** SET PROBLEM **
Return each line of the material verbatim.

----------------------------------------

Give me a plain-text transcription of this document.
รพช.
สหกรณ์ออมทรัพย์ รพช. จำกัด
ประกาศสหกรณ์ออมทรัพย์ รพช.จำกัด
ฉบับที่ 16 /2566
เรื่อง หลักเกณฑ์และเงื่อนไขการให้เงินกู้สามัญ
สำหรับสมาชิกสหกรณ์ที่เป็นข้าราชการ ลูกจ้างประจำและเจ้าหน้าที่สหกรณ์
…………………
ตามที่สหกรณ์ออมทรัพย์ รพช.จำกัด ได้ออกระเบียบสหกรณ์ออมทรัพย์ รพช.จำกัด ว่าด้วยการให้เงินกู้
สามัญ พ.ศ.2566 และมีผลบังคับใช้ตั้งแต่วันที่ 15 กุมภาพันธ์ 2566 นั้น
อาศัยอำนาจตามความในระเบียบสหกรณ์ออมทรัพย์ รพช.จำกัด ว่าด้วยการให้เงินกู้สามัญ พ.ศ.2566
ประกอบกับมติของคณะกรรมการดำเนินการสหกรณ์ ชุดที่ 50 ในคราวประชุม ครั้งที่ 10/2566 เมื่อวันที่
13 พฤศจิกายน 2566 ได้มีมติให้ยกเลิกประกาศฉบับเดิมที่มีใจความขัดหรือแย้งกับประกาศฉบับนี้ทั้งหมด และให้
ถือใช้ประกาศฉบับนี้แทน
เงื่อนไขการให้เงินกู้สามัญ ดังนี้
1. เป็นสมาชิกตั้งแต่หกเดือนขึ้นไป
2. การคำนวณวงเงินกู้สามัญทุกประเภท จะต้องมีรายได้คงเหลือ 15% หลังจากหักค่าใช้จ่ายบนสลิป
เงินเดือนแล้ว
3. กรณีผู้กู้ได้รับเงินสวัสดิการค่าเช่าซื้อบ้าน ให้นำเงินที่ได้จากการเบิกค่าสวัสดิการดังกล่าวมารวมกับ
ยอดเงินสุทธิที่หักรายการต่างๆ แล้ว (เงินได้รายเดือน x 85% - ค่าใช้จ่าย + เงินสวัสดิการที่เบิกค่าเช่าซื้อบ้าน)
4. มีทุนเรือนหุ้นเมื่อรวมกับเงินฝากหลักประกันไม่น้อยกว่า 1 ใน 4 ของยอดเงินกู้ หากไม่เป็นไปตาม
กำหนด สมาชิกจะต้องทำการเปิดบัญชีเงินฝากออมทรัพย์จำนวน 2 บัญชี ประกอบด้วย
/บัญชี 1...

----------------------------------------

** RESULT OF THE EXERCISE **
Give me a plain-text transcription of this document.
รพช.
สหกรณ์ออมทรัพย์ รพช. จำกัด
ประกาศสหกรณ์ออมทรัพย์ รพช.จำกัด
ฉบับที่ 16 /2566
เรื่อง หลักเกณฑ์และเงื่อนไขการให้เงินกู้สามัญ
สำหรับสมาชิกสหกรณ์ที่เป็นข้าราชการ ลูกจ้างประจำและเจ้าหน้าที่สหกรณ์
…………………
ตามที่สหกรณ์ออมทรัพย์ รพช.จำกัด ได้ออกระเบียบสหกรณ์ออมทรัพย์ รพช.จำกัด ว่าด้วยการให้เงินกู้
สามัญ พ.ศ.2566 และมีผลบังคับใช้ตั้งแต่วันที่ 15 กุมภาพันธ์ 2566 นั้น
อาศัยอำนาจตามความในระเบียบสหกรณ์ออมทรัพย์ รพช.จำกัด ว่าด้วยการให้เงินกู้สามัญ พ.ศ.2566
ประกอบกับมติของคณะกรรมการดำเนินการสหกรณ์ ชุดที่ 50 ในคราวประชุม ครั้งที่ 10/2566 เมื่อวันที่
13 พฤศจิกายน 2566 ได้มีมติให้ยกเลิกประกาศฉบับเดิมที่มีใจความขัดหรือแย้งกับประกาศฉบับนี้ทั้งหมด และให้
ถือใช้ประกาศฉบับนี้แทน
เงื่อนไขการให้เงินกู้สามัญ ดังนี้
1. เป็นสมาชิกตั้งแต่หกเดือนขึ้นไป
2. การคำนวณวงเงินกู้สามัญทุกประเภท จะต้องมีรายได้คงเหลือ 15% หลังจากหักค่าใช้จ่ายบนสลิป
เงินเดือนแล้ว
3. กรณีผู้กู้ได้รับเงินสวัสดิการค่าเช่าซื้อบ้าน ให้นำเงินที่ได้จากการเบิกค่าสวัสดิการดังกล่าวมารวมกับ
ยอดเงินสุทธิที่หักรายการต่างๆ แล้ว (เงินได้รายเดือน x 85% - ค่าใช้จ่าย + เงินสวัสดิการที่เบิกค่าเช่าซื้อบ้าน)
4. มีทุนเรือนหุ้นเมื่อรวมกับเงินฝากหลักประกันไม่น้อยกว่า 1 ใน 4 ของยอดเงินกู้ หากไม่เป็นไปตาม
กำหนด สมาชิกจะต้องทำการเปิดบัญชีเงินฝากออมทรัพย์จำนวน 2 บัญชี ประกอบด้วย
/บัญชี 1...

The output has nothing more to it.